§ **Dataset excerpts**
[Begin]

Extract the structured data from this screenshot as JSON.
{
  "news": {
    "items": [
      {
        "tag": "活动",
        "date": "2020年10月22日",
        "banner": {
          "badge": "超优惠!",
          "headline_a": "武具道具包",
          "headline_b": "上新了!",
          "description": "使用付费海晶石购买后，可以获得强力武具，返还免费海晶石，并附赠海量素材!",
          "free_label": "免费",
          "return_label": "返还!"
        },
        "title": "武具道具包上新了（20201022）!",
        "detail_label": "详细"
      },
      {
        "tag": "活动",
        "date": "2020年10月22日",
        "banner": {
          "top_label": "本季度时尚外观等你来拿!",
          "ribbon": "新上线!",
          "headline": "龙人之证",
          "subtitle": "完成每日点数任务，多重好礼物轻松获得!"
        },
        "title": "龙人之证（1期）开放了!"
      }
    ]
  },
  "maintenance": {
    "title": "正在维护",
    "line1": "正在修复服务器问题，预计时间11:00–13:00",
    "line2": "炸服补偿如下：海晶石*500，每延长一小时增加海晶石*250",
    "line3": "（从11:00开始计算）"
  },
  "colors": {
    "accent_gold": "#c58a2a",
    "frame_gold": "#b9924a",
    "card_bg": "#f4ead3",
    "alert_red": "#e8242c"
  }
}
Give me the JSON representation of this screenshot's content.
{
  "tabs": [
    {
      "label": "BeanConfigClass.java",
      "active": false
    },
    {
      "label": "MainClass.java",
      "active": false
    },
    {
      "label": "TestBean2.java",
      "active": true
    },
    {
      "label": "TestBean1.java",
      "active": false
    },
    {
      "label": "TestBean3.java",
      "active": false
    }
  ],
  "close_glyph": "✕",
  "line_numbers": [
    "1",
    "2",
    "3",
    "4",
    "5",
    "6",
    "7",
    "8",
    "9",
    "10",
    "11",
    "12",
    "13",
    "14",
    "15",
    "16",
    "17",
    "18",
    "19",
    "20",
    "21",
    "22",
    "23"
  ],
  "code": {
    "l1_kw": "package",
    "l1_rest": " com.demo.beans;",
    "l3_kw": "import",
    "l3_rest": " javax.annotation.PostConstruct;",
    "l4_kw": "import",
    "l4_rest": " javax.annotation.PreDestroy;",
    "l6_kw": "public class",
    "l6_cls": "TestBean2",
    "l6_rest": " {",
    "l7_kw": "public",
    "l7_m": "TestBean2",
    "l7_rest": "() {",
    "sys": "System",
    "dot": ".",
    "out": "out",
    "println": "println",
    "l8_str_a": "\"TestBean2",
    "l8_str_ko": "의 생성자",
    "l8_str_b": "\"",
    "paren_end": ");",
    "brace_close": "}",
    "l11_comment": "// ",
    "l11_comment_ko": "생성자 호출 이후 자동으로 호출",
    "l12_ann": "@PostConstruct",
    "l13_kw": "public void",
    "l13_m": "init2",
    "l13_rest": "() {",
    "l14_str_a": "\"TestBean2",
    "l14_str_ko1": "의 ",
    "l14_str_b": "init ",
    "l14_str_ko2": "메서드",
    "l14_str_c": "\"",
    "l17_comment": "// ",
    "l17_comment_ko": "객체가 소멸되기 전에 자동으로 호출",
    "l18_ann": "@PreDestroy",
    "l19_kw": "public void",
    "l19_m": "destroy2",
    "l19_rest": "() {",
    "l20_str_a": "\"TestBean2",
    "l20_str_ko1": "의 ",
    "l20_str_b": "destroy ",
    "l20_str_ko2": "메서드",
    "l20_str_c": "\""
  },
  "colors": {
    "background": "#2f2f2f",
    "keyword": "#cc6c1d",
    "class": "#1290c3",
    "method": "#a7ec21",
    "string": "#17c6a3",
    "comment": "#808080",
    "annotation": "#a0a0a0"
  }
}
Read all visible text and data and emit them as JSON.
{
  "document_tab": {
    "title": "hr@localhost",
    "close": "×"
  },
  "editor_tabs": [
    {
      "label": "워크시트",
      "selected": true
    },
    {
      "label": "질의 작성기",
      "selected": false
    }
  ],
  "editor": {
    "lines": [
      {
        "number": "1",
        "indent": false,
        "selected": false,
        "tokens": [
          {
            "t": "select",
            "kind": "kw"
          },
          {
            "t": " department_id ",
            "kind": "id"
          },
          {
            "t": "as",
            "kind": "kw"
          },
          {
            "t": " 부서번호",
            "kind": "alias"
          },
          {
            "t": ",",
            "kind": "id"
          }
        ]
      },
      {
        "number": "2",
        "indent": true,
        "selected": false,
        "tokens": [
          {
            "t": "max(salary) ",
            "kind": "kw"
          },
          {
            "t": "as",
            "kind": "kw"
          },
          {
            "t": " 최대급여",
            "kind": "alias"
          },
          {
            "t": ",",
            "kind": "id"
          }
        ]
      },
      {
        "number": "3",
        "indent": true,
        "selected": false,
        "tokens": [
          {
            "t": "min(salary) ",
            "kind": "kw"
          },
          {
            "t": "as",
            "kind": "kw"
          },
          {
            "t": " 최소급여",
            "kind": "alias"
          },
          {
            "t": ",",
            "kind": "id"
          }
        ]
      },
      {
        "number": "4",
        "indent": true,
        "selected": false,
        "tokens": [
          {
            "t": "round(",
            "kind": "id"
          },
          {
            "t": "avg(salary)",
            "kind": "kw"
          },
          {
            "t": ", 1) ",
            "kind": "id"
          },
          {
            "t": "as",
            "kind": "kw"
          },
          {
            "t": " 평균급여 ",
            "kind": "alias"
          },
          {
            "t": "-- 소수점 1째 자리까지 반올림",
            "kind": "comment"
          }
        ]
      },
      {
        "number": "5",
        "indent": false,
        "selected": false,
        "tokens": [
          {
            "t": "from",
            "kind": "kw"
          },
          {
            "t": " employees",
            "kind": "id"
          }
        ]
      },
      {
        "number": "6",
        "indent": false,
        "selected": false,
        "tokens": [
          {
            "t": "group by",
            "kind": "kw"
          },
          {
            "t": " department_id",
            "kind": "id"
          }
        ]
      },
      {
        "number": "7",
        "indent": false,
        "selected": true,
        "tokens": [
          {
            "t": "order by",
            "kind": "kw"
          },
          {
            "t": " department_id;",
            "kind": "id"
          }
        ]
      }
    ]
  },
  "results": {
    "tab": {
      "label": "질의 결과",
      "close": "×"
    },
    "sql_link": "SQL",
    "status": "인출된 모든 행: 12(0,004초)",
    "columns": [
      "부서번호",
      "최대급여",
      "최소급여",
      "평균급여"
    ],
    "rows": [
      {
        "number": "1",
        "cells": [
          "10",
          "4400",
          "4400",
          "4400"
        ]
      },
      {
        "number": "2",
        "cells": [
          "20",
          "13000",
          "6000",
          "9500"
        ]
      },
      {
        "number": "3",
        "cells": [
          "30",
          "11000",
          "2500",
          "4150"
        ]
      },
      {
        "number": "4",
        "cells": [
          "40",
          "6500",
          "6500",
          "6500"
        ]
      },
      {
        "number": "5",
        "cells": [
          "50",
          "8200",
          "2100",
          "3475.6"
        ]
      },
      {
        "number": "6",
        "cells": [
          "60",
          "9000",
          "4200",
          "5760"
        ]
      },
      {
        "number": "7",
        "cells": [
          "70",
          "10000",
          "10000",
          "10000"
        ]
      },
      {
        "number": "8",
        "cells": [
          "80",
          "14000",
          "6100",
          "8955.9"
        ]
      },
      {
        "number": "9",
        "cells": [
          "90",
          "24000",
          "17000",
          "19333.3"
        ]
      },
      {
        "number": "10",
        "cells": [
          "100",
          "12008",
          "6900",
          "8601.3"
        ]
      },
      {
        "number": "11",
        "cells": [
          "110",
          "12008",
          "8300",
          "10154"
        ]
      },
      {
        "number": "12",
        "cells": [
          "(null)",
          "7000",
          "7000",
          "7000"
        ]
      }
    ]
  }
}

[End]

§ **The exercise**
Using the records above, copy every line that has the word "public" in it.

§ **Right answer**
    "l6_kw": "public class",
    "l7_kw": "public",
    "l13_kw": "public void",
    "l19_kw": "public void",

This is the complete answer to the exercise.